#### Extracted records:

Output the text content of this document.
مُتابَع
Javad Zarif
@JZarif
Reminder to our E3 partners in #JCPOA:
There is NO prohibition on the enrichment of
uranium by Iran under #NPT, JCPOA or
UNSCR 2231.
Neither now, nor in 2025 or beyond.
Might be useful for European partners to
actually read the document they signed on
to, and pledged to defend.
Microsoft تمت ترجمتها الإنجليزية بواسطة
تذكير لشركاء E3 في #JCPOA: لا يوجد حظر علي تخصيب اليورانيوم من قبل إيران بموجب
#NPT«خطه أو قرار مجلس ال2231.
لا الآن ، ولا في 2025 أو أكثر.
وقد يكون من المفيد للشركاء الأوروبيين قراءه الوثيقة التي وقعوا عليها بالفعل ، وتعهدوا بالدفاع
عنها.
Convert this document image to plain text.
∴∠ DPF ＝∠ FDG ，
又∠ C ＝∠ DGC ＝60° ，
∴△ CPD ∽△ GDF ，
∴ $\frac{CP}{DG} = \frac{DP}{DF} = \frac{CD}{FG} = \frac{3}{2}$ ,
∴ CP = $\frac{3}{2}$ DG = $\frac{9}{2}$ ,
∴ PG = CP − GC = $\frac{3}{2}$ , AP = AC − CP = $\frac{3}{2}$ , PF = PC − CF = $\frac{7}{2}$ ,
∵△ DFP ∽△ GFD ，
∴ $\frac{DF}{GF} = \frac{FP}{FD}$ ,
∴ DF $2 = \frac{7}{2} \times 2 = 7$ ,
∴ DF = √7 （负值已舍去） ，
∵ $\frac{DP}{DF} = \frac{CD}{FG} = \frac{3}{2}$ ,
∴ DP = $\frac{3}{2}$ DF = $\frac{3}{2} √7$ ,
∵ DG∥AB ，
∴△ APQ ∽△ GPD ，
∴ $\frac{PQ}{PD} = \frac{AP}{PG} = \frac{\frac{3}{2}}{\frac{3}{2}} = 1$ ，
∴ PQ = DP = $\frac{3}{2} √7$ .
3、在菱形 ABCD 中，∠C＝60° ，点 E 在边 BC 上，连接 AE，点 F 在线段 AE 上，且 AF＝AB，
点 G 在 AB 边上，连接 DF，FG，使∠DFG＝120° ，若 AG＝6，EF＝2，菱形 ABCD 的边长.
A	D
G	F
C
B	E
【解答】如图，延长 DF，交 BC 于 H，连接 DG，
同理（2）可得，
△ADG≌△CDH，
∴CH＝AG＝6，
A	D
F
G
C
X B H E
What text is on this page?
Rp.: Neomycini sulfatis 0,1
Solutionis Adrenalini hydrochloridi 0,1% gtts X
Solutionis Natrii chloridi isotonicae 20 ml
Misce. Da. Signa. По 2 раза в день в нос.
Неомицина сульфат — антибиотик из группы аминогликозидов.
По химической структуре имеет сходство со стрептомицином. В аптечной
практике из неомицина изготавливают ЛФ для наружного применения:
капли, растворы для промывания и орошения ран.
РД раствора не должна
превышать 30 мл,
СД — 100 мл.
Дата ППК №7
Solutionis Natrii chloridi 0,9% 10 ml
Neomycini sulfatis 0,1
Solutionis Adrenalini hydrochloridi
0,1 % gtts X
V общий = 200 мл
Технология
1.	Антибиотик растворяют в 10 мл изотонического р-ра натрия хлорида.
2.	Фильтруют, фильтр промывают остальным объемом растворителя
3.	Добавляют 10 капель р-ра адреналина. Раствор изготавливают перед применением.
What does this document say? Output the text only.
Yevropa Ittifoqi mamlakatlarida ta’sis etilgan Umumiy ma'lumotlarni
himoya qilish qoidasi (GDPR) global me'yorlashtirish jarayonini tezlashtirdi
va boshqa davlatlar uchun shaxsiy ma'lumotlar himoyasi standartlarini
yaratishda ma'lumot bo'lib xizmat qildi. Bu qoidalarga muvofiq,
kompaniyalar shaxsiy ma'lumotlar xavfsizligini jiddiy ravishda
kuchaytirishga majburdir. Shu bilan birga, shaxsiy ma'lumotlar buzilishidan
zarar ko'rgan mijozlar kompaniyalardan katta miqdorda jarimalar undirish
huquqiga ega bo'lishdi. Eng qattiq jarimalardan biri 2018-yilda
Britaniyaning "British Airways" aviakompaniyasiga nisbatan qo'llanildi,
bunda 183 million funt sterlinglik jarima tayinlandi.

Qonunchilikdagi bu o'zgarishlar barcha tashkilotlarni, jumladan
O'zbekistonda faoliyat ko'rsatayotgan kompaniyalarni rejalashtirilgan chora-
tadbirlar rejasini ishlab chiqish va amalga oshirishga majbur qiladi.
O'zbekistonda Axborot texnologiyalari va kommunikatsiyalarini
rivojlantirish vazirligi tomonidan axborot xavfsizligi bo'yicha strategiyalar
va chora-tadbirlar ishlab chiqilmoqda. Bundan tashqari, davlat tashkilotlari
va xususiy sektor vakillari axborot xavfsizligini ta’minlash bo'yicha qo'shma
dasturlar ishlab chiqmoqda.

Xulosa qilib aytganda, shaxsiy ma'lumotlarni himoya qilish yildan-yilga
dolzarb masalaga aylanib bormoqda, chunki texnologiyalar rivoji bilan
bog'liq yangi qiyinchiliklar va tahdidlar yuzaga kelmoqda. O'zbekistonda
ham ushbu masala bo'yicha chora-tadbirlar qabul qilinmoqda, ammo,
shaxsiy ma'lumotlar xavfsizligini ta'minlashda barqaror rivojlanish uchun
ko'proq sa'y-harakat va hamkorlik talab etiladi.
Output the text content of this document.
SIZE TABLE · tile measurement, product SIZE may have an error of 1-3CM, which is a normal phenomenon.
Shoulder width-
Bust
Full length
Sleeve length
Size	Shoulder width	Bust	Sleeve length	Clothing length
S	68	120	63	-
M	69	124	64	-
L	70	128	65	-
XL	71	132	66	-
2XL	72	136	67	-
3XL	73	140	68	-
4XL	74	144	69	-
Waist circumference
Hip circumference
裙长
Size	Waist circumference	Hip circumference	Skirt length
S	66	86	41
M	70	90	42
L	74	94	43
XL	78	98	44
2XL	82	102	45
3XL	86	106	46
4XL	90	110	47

#### What you should do:
Print the whole listing exactly as it is.

#### Exercise response:
Output the text content of this document.
مُتابَع
Javad Zarif
@JZarif
Reminder to our E3 partners in #JCPOA:
There is NO prohibition on the enrichment of
uranium by Iran under #NPT, JCPOA or
UNSCR 2231.
Neither now, nor in 2025 or beyond.
Might be useful for European partners to
actually read the document they signed on
to, and pledged to defend.
Microsoft تمت ترجمتها الإنجليزية بواسطة
تذكير لشركاء E3 في #JCPOA: لا يوجد حظر علي تخصيب اليورانيوم من قبل إيران بموجب
#NPT«خطه أو قرار مجلس ال2231.
لا الآن ، ولا في 2025 أو أكثر.
وقد يكون من المفيد للشركاء الأوروبيين قراءه الوثيقة التي وقعوا عليها بالفعل ، وتعهدوا بالدفاع
عنها.
Convert this document image to plain text.
∴∠ DPF ＝∠ FDG ，
又∠ C ＝∠ DGC ＝60° ，
∴△ CPD ∽△ GDF ，
∴ $\frac{CP}{DG} = \frac{DP}{DF} = \frac{CD}{FG} = \frac{3}{2}$ ,
∴ CP = $\frac{3}{2}$ DG = $\frac{9}{2}$ ,
∴ PG = CP − GC = $\frac{3}{2}$ , AP = AC − CP = $\frac{3}{2}$ , PF = PC − CF = $\frac{7}{2}$ ,
∵△ DFP ∽△ GFD ，
∴ $\frac{DF}{GF} = \frac{FP}{FD}$ ,
∴ DF $2 = \frac{7}{2} \times 2 = 7$ ,
∴ DF = √7 （负值已舍去） ，
∵ $\frac{DP}{DF} = \frac{CD}{FG} = \frac{3}{2}$ ,
∴ DP = $\frac{3}{2}$ DF = $\frac{3}{2} √7$ ,
∵ DG∥AB ，
∴△ APQ ∽△ GPD ，
∴ $\frac{PQ}{PD} = \frac{AP}{PG} = \frac{\frac{3}{2}}{\frac{3}{2}} = 1$ ，
∴ PQ = DP = $\frac{3}{2} √7$ .
3、在菱形 ABCD 中，∠C＝60° ，点 E 在边 BC 上，连接 AE，点 F 在线段 AE 上，且 AF＝AB，
点 G 在 AB 边上，连接 DF，FG，使∠DFG＝120° ，若 AG＝6，EF＝2，菱形 ABCD 的边长.
A	D
G	F
C
B	E
【解答】如图，延长 DF，交 BC 于 H，连接 DG，
同理（2）可得，
△ADG≌△CDH，
∴CH＝AG＝6，
A	D
F
G
C
X B H E
What text is on this page?
Rp.: Neomycini sulfatis 0,1
Solutionis Adrenalini hydrochloridi 0,1% gtts X
Solutionis Natrii chloridi isotonicae 20 ml
Misce. Da. Signa. По 2 раза в день в нос.
Неомицина сульфат — антибиотик из группы аминогликозидов.
По химической структуре имеет сходство со стрептомицином. В аптечной
практике из неомицина изготавливают ЛФ для наружного применения:
капли, растворы для промывания и орошения ран.
РД раствора не должна
превышать 30 мл,
СД — 100 мл.
Дата ППК №7
Solutionis Natrii chloridi 0,9% 10 ml
Neomycini sulfatis 0,1
Solutionis Adrenalini hydrochloridi
0,1 % gtts X
V общий = 200 мл
Технология
1.	Антибиотик растворяют в 10 мл изотонического р-ра натрия хлорида.
2.	Фильтруют, фильтр промывают остальным объемом растворителя
3.	Добавляют 10 капель р-ра адреналина. Раствор изготавливают перед применением.
What does this document say? Output the text only.
Yevropa Ittifoqi mamlakatlarida ta’sis etilgan Umumiy ma'lumotlarni
himoya qilish qoidasi (GDPR) global me'yorlashtirish jarayonini tezlashtirdi
va boshqa davlatlar uchun shaxsiy ma'lumotlar himoyasi standartlarini
yaratishda ma'lumot bo'lib xizmat qildi. Bu qoidalarga muvofiq,
kompaniyalar shaxsiy ma'lumotlar xavfsizligini jiddiy ravishda
kuchaytirishga majburdir. Shu bilan birga, shaxsiy ma'lumotlar buzilishidan
zarar ko'rgan mijozlar kompaniyalardan katta miqdorda jarimalar undirish
huquqiga ega bo'lishdi. Eng qattiq jarimalardan biri 2018-yilda
Britaniyaning "British Airways" aviakompaniyasiga nisbatan qo'llanildi,
bunda 183 million funt sterlinglik jarima tayinlandi.

Qonunchilikdagi bu o'zgarishlar barcha tashkilotlarni, jumladan
O'zbekistonda faoliyat ko'rsatayotgan kompaniyalarni rejalashtirilgan chora-
tadbirlar rejasini ishlab chiqish va amalga oshirishga majbur qiladi.
O'zbekistonda Axborot texnologiyalari va kommunikatsiyalarini
rivojlantirish vazirligi tomonidan axborot xavfsizligi bo'yicha strategiyalar
va chora-tadbirlar ishlab chiqilmoqda. Bundan tashqari, davlat tashkilotlari
va xususiy sektor vakillari axborot xavfsizligini ta’minlash bo'yicha qo'shma
dasturlar ishlab chiqmoqda.

Xulosa qilib aytganda, shaxsiy ma'lumotlarni himoya qilish yildan-yilga
dolzarb masalaga aylanib bormoqda, chunki texnologiyalar rivoji bilan
bog'liq yangi qiyinchiliklar va tahdidlar yuzaga kelmoqda. O'zbekistonda
ham ushbu masala bo'yicha chora-tadbirlar qabul qilinmoqda, ammo,
shaxsiy ma'lumotlar xavfsizligini ta'minlashda barqaror rivojlanish uchun
ko'proq sa'y-harakat va hamkorlik talab etiladi.
Output the text content of this document.
SIZE TABLE · tile measurement, product SIZE may have an error of 1-3CM, which is a normal phenomenon.
Shoulder width-
Bust
Full length
Sleeve length
Size	Shoulder width	Bust	Sleeve length	Clothing length
S	68	120	63	-
M	69	124	64	-
L	70	128	65	-
XL	71	132	66	-
2XL	72	136	67	-
3XL	73	140	68	-
4XL	74	144	69	-
Waist circumference
Hip circumference
裙长
Size	Waist circumference	Hip circumference	Skirt length
S	66	86	41
M	70	90	42
L	74	94	43
XL	78	98	44
2XL	82	102	45
3XL	86	106	46
4XL	90	110	47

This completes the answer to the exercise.